**Your goal**: From the records below, extract all the text exactly and leave the images behind.

────

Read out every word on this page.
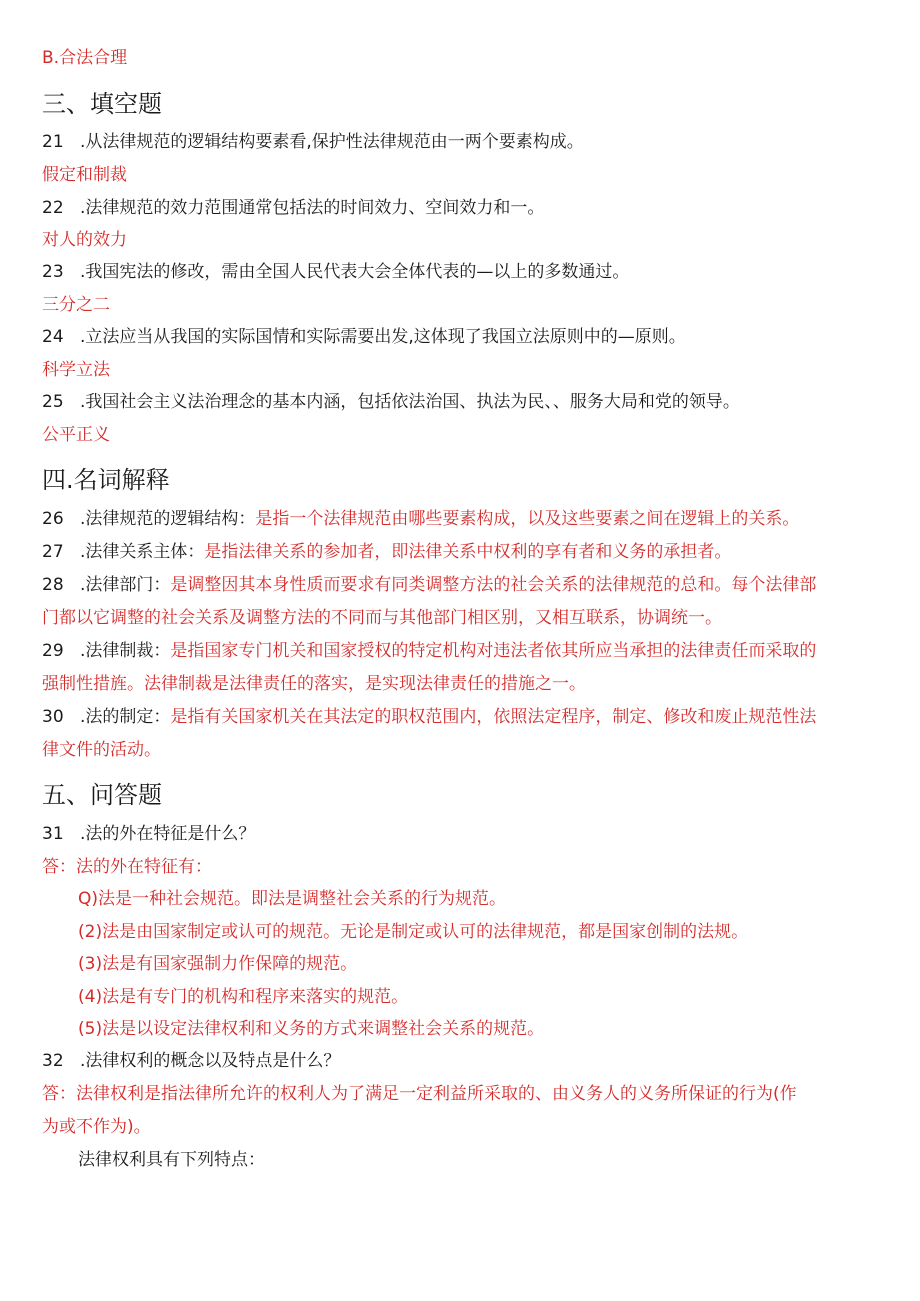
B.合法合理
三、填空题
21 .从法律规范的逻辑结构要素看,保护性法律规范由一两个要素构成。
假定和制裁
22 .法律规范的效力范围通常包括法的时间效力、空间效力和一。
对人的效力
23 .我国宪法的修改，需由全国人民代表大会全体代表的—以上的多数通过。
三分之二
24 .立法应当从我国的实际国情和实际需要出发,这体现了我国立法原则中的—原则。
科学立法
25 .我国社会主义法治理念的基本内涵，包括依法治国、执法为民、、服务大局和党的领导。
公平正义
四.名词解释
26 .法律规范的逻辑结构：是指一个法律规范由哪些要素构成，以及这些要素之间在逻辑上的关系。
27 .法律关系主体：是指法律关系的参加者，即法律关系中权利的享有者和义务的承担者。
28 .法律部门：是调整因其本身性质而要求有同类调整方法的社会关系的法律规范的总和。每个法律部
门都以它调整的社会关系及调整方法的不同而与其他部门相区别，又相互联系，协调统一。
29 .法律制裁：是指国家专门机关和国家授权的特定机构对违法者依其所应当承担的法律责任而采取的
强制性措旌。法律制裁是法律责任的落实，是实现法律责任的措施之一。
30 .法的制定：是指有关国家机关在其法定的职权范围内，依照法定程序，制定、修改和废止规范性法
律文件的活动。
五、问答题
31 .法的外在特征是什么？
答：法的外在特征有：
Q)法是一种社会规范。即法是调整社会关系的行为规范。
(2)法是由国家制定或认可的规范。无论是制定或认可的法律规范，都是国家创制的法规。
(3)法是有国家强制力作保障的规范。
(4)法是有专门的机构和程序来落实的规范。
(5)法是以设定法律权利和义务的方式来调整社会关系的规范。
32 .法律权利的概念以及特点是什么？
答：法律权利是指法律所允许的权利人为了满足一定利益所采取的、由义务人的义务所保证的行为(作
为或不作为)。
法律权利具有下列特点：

────

**Final result**:
Read out every word on this page.
B.合法合理
三、填空题
21 .从法律规范的逻辑结构要素看,保护性法律规范由一两个要素构成。
假定和制裁
22 .法律规范的效力范围通常包括法的时间效力、空间效力和一。
对人的效力
23 .我国宪法的修改，需由全国人民代表大会全体代表的—以上的多数通过。
三分之二
24 .立法应当从我国的实际国情和实际需要出发,这体现了我国立法原则中的—原则。
科学立法
25 .我国社会主义法治理念的基本内涵，包括依法治国、执法为民、、服务大局和党的领导。
公平正义
四.名词解释
26 .法律规范的逻辑结构：是指一个法律规范由哪些要素构成，以及这些要素之间在逻辑上的关系。
27 .法律关系主体：是指法律关系的参加者，即法律关系中权利的享有者和义务的承担者。
28 .法律部门：是调整因其本身性质而要求有同类调整方法的社会关系的法律规范的总和。每个法律部
门都以它调整的社会关系及调整方法的不同而与其他部门相区别，又相互联系，协调统一。
29 .法律制裁：是指国家专门机关和国家授权的特定机构对违法者依其所应当承担的法律责任而采取的
强制性措旌。法律制裁是法律责任的落实，是实现法律责任的措施之一。
30 .法的制定：是指有关国家机关在其法定的职权范围内，依照法定程序，制定、修改和废止规范性法
律文件的活动。
五、问答题
31 .法的外在特征是什么？
答：法的外在特征有：
Q)法是一种社会规范。即法是调整社会关系的行为规范。
(2)法是由国家制定或认可的规范。无论是制定或认可的法律规范，都是国家创制的法规。
(3)法是有国家强制力作保障的规范。
(4)法是有专门的机构和程序来落实的规范。
(5)法是以设定法律权利和义务的方式来调整社会关系的规范。
32 .法律权利的概念以及特点是什么？
答：法律权利是指法律所允许的权利人为了满足一定利益所采取的、由义务人的义务所保证的行为(作
为或不作为)。
法律权利具有下列特点：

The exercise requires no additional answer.